- _WRITTEN EXERCISE 1_: In the box coordinate listing, switch "legend-swatch" to "legend-marker" in the lines starting at the one that has "pie-slice-jsom [66, 406, 351, 718]" and ending after the one that has "pie-label-nsm: 7% [998, 323, 1044, 359]". Return only those lines, with everything else left as it is.

- _DOCUMENT EXCERPT_:
* * * * * * *
What it comes down to for me is this: I would rather do the wrong thing for the right reason than the right thing for the wrong reason.  In the former case, I maintain my integrity and eventually gain indelible knowledge.  In the latter case, I learn nothing and lose my self-respect in the process.  I need my mistakes, but only the ones that I freely choose while striving to follow God.  


I now see clearly that if I had never questioned my support of Proposition 8, it would have been the wrong kind of mistake, because even if, in the end, it turns out that it was the right thing to do, I had done it for the wrong reasons.  If I had silenced my doubts, I wouldn’t have learned anything about myself and my ability to navigate life’s murky questions.  In rejecting the get-out-of-jail-free card of following the prophet, I took ownership of my own choices and finally accepted the joint package of risks and blessings that came when I realized I could actually be wrong.
* * * * * * *
- _Box coordinate listing_:
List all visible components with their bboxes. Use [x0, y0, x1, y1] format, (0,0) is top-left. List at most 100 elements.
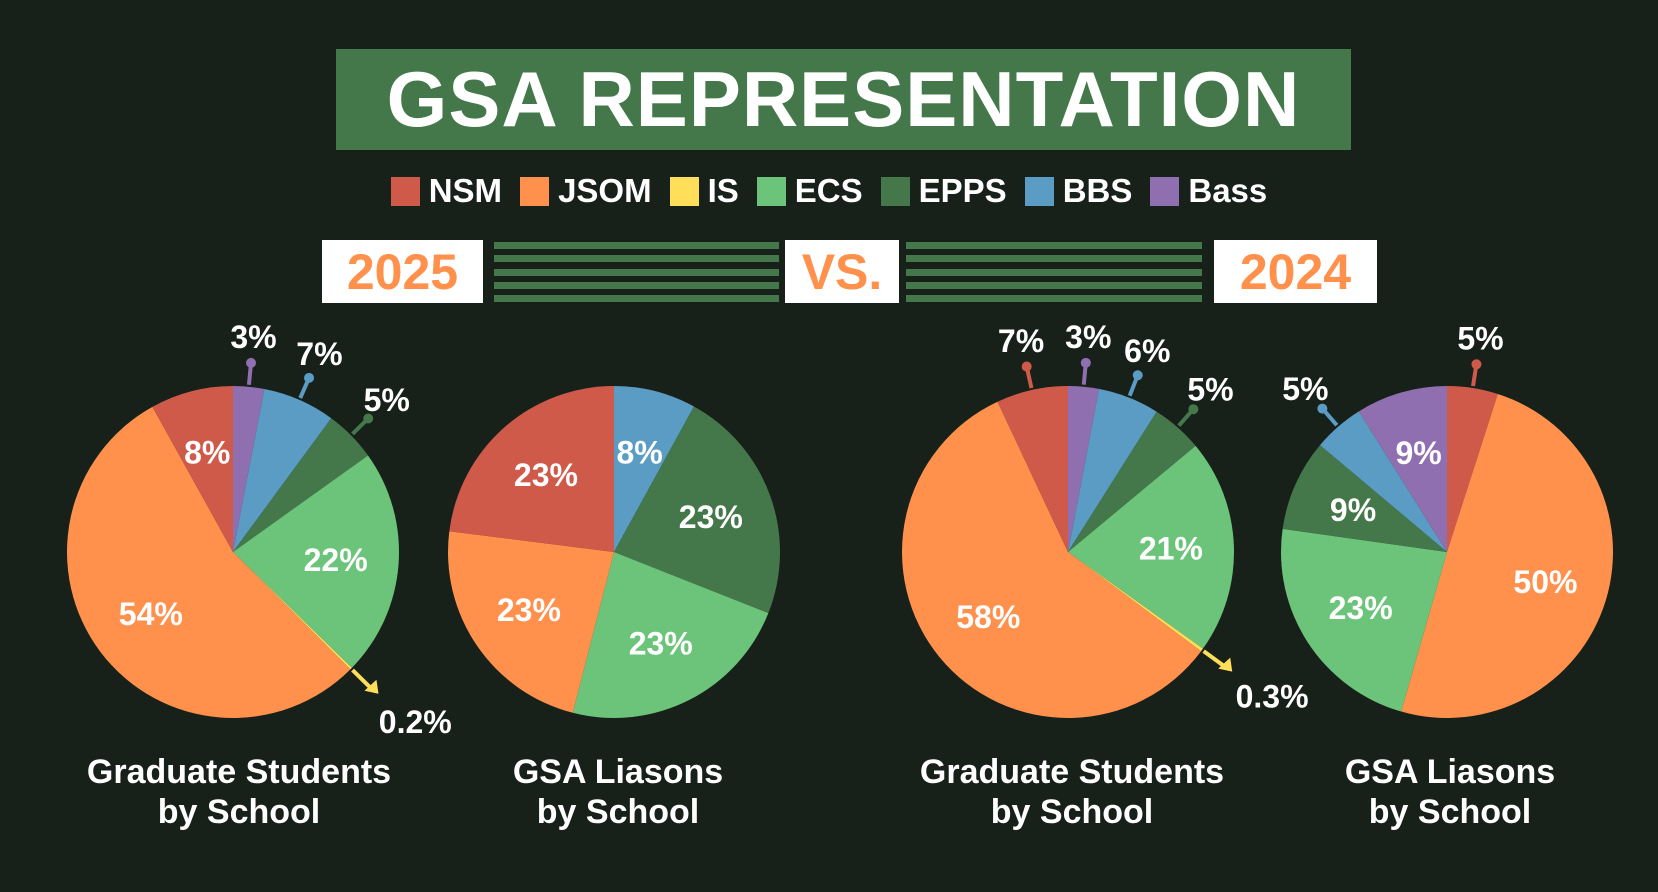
pie-slice-jsom [66, 406, 351, 718]
year-2024-badge: 2024 [1214, 240, 1377, 303]
legend-label: NSM [428, 172, 503, 209]
pie-slice-epps [1282, 445, 1447, 552]
page-title: GSA REPRESENTATION [386, 55, 1301, 143]
pie-label-nsm: 23% [514, 457, 578, 493]
caption-line: by School [536, 793, 700, 831]
pie-label-bbs: 5% [1282, 371, 1328, 407]
pie-label-jsom: 58% [956, 599, 1020, 635]
legend-swatch [520, 176, 550, 206]
legend-swatch [390, 176, 420, 206]
pie-slice-nsm [449, 386, 614, 552]
pie-label-bass: 9% [1395, 435, 1441, 471]
pie-label-nsm: 7% [998, 323, 1044, 359]
legend: NSM JSOM IS ECS EPPS BBS Bass [0, 172, 1658, 210]
legend-item-epps: EPPS [880, 172, 1007, 210]
legend-swatch [1150, 176, 1180, 206]
pie-slice-bass [1068, 386, 1100, 552]
pie-label-nsm: 8% [184, 434, 230, 470]
leader-dot [1132, 370, 1143, 381]
pie-label-epps: 5% [1187, 372, 1233, 408]
pie-slice-nsm [997, 386, 1068, 552]
title-banner: GSA REPRESENTATION [336, 49, 1351, 150]
pie-label-bass: 3% [1065, 319, 1111, 355]
caption-liaisons-2025: GSA Liasons by School [428, 752, 808, 832]
caption-line: GSA Liasons [1344, 753, 1556, 791]
pie-slice-nsm [152, 386, 233, 552]
pie-label-is: 0.2% [379, 704, 452, 740]
caption-liaisons-2024: GSA Liasons by School [1260, 752, 1640, 832]
pie-label-bbs: 8% [616, 434, 662, 470]
caption-grad-2024: Graduate Students by School [882, 752, 1262, 832]
pie-slice-bass [233, 386, 265, 552]
pie-label-epps: 23% [679, 499, 743, 535]
legend-label: ECS [794, 172, 863, 209]
caption-line: by School [1368, 793, 1532, 831]
pie-label-bbs: 7% [296, 336, 342, 372]
leader-dot [1471, 359, 1482, 370]
pie-slice-epps [614, 406, 780, 614]
legend-swatch [880, 176, 910, 206]
legend-label: Bass [1188, 172, 1268, 209]
caption-line: by School [990, 793, 1154, 831]
leader-dot [1080, 357, 1091, 368]
divider-stripes-right [906, 242, 1202, 302]
pie-slice-is [1068, 552, 1203, 652]
legend-item-bass: Bass [1150, 172, 1267, 210]
pie-label-ecs: 23% [629, 626, 693, 662]
pie-slice-is [233, 552, 352, 670]
legend-item-is: IS [669, 172, 739, 210]
vs-badge: VS. [785, 240, 899, 303]
pie-slice-jsom [902, 401, 1202, 718]
pie-slice-nsm [1447, 386, 1498, 552]
legend-item-bbs: BBS [1024, 172, 1133, 210]
caption-line: GSA Liasons [512, 753, 724, 791]
arrow-icon [1218, 657, 1233, 672]
pie-slice-bass [1358, 386, 1447, 552]
legend-swatch [669, 176, 699, 206]
pie-slice-ecs [572, 552, 769, 718]
pie-slice-jsom [1401, 393, 1614, 719]
pie-slice-epps [1068, 411, 1196, 552]
pie-label-jsom: 54% [119, 596, 183, 632]
pie-slice-bbs [1068, 388, 1157, 552]
pie-label-bbs: 6% [1124, 333, 1170, 369]
pie-slice-jsom [448, 531, 614, 713]
leader-dot [363, 413, 374, 424]
pie-slice-ecs [1281, 528, 1447, 712]
leader-dot [1188, 404, 1199, 415]
pie-label-jsom: 50% [1513, 564, 1577, 600]
legend-label: EPPS [918, 172, 1007, 209]
pie-label-ecs: 23% [1329, 590, 1393, 626]
pie-label-nsm: 5% [1457, 321, 1503, 357]
leader-dot [1021, 361, 1032, 372]
caption-line: Graduate Students [919, 753, 1225, 791]
leader-dot [246, 357, 257, 368]
pie-slice-bbs [1320, 411, 1447, 552]
legend-item-nsm: NSM [390, 172, 503, 210]
pie-label-epps: 5% [364, 382, 410, 418]
legend-item-jsom: JSOM [520, 172, 652, 210]
pie-label-bass: 3% [230, 319, 276, 355]
legend-label: IS [707, 172, 739, 209]
legend-label: BBS [1062, 172, 1133, 209]
pie-label-ecs: 21% [1139, 530, 1203, 566]
divider-stripes-left [494, 242, 779, 302]
caption-line: Graduate Students [86, 753, 392, 791]
pie-slice-ecs [1068, 445, 1234, 649]
legend-swatch [1024, 176, 1054, 206]
leader-dot [1317, 403, 1328, 414]
legend-swatch [756, 176, 786, 206]
pie-label-jsom: 23% [497, 592, 561, 628]
pie-slice-ecs [233, 455, 400, 668]
pie-slice-bbs [614, 386, 694, 552]
legend-label: JSOM [558, 172, 652, 209]
caption-grad-2025: Graduate Students by School [49, 752, 429, 832]
pie-label-ecs: 22% [304, 542, 368, 578]
year-2025-badge: 2025 [322, 240, 483, 303]
caption-line: by School [157, 793, 321, 831]
arrow-icon [364, 679, 379, 694]
pie-label-epps: 9% [1330, 492, 1376, 528]
legend-item-ecs: ECS [756, 172, 863, 210]
pie-label-is: 0.3% [1236, 679, 1309, 715]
* * * * * * *
- _WRITTEN EXERCISE 2_: Write a continuation of the essay about questioning support for Proposition 8, picking up after its final sentence.

- _EXERCISE OUTPUT 1_:
pie-slice-jsom [66, 406, 351, 718]
year-2024-badge: 2024 [1214, 240, 1377, 303]
legend-label: NSM [428, 172, 503, 209]
pie-slice-epps [1282, 445, 1447, 552]
page-title: GSA REPRESENTATION [386, 55, 1301, 143]
pie-label-nsm: 23% [514, 457, 578, 493]
caption-line: by School [536, 793, 700, 831]
pie-label-bbs: 5% [1282, 371, 1328, 407]
pie-label-jsom: 58% [956, 599, 1020, 635]
legend-marker [520, 176, 550, 206]
legend-marker [390, 176, 420, 206]
pie-slice-nsm [449, 386, 614, 552]
pie-label-bass: 9% [1395, 435, 1441, 471]
pie-label-nsm: 7% [998, 323, 1044, 359]

- _EXERCISE OUTPUT 2_:
In deciding for myself whether to come out in support of same-sex marriage, I had to confront the possibility that no matter what I chose, I could be wrong.  If I ended up supporting same-sex marriage, but was wrong, I imagined my conversation at the judgment bar with God.  I would have to explain why I was too empathetic, too willing to see things from the gay’s point-of-view.  That I wasn’t faithful enough because I wanted to see evidence that my family (or any family) would be harmed before depriving other families of the emotional stability of a legally committed relationship.  I think I’m ready to have that conversation.  The conversation I am not ready to have, however, is the one where I decide to oppose same-sex marriage and then find out I was wrong.  I can’t imagine explaining to God why I thought I was justified in causing deep hurt and suffering to thousands of people, on the fear-based speculation that marital stability is a zero-sum game, and that increasing the stability of same-sex relationships will somehow undermine the stability of heterosexual ones.  That my “maybe someday hurt” is of greater concern than another’s “actual today hurt.”  I just can’t face the possibility that I would have to look at Christ and tell him that I thought he would understand why I felt that following the golden rule wasn’t as important as following the leader.  So I made a choice: I came out to my friends and family as an LGBT ally who supports same-sex marriage.

I contend that no matter whether I am right or wrong, I was fulfilling the measure of my creation in the very act of making a difficult choice in the face of two negative possibilities.  I think this is the very furnace where moral fiber is formed.  And as long as I can keep my heart honest and open to conflicting information from both physical and spiritual sources, I think I will be learning what I came here to learn, even when I make mistakes.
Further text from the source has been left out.